Change is necessary at the grassroots, then, for human rights to be of any use to the poor.  But addressing elites is also vital.  If elites are part of the problem, changing their behaviour must be part of the solution. There is clearly a role for INGOs in addressing national and international elites alongside grassroots mobilisations.  This is just as important where social, economic and cultural rights are concerned as it is for civil and political rights.  Perhaps Aryeh Neier is right to argue that Human Rights Watch is better placed to militate for civil rights rather than entering into issues of social justice.  Though, actually, both Human Rights Watch and Amnesty have committed themselves to the indivisibility of rights: to the understanding that economic, social and cultural change is necessary if civil and political rights are to be realised, and vice versa.  In addition, INGOs like Oxfam, Action Aid, and even CARE International, that have been more traditionally concerned with humanitarianism and development, have now taken up campaigns on social justice as part of their turn to a ‘rights based approach to development’.

◆ ◆ ◆ ◆

Assignment A —
List every organization the passage on human rights and elites names.
Assignment B —
Write the next part of the passage on human rights and elites, picking up after its final sentence.

◆ ◆ ◆ ◆

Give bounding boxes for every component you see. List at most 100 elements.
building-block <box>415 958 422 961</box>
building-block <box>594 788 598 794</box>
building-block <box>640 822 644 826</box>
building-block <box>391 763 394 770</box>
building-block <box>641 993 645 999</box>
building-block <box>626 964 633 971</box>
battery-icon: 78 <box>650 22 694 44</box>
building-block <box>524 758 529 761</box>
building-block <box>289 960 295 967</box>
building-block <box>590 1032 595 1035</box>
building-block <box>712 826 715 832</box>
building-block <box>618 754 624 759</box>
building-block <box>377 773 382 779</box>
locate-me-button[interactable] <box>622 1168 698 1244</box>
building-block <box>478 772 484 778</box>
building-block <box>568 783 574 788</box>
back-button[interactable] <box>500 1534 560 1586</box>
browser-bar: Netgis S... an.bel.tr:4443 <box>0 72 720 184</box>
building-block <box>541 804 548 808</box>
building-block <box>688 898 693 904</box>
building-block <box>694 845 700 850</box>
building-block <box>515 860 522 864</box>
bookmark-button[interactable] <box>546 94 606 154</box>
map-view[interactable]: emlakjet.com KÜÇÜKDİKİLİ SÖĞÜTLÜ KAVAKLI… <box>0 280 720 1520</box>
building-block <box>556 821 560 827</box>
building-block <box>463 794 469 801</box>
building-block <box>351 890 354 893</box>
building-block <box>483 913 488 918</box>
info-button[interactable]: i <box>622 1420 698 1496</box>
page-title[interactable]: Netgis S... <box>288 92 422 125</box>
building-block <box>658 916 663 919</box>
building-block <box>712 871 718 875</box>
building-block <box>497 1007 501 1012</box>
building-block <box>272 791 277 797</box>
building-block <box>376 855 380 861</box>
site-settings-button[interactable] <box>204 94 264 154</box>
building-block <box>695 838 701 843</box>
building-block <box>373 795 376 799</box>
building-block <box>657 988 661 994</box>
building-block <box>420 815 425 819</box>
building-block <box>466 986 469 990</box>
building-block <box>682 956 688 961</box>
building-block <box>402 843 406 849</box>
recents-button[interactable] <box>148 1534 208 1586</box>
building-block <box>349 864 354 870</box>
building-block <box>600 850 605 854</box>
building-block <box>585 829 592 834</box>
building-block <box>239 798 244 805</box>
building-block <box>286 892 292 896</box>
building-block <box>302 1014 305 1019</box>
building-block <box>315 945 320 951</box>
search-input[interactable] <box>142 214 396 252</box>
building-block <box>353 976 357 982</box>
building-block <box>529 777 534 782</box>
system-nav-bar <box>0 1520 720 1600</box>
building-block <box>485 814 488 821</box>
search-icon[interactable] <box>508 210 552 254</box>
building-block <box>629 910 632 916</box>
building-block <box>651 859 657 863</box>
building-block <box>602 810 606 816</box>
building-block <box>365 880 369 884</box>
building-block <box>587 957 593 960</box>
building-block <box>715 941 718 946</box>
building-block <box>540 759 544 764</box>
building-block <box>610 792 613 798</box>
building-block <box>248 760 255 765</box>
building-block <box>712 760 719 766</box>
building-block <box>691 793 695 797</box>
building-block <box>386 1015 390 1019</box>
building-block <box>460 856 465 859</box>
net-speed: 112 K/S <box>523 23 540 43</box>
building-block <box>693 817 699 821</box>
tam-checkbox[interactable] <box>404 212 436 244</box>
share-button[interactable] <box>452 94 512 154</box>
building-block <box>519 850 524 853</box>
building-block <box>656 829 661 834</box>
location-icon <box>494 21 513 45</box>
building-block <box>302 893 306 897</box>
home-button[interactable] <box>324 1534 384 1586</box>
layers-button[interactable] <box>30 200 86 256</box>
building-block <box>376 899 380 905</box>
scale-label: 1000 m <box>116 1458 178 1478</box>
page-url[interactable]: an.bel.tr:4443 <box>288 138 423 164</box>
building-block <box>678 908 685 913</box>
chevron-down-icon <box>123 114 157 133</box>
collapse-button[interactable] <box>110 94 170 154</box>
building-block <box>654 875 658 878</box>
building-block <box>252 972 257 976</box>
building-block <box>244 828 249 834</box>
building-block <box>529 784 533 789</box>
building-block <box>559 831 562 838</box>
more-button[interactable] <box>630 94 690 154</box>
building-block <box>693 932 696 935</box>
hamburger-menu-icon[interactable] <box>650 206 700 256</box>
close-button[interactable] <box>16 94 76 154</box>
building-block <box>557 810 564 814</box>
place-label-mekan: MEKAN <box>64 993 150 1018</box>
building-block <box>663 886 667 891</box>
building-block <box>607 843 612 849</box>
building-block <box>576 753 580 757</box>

◆ ◆ ◆ ◆

Response A —
Human Rights Watch, Amnesty, Oxfam, Action Aid, CARE International

Response B —
A fascinating example of a successful link between grassroots and international elites, mediated by Oxfam, comes from the Treatment Action Campaign for national provision of drugs necessary to treat HIV/Aids in South Africa.  This was a grassroots movement, involving civil disobedience learned in anti-apartheid struggles, and a ‘treatment literacy programme’ that was run by volunteers who were themselves suffering with HIV/Aids.  It also involved taking the South African government to court, and international pressure on pharmaceutical companies to bring down the price of the drugs.  Oxfam was very important in the lobbying of pharmaceutical companies, and it also helped organise protests around the world to ensure that the South African government made the drugs available nationally.

But although they are clearly necessary to realising human rights, we actually know very little about grassroots mobilisations.  Ron’s, Crow’s and Golden’s research, which found that poor people do not know about human rights is disturbing, but it is not really surprising.  If people are to make ‘human rights’ part of their everyday lives, they must – literally – be translated into the languages people use.  But does this always take the form of ‘vernacularisation’ in Sally Engle Merry’s terms – which involves some reference to concepts that are embedded in international human rights law, including equality of the individual?   Or, as Jack Snyder suggests, does it produce new hybrid ways of thinking at the grassroots, complex and pluralistic, which must first be understood in their own terms before they can be related back - if at all - to the language of international human rights law?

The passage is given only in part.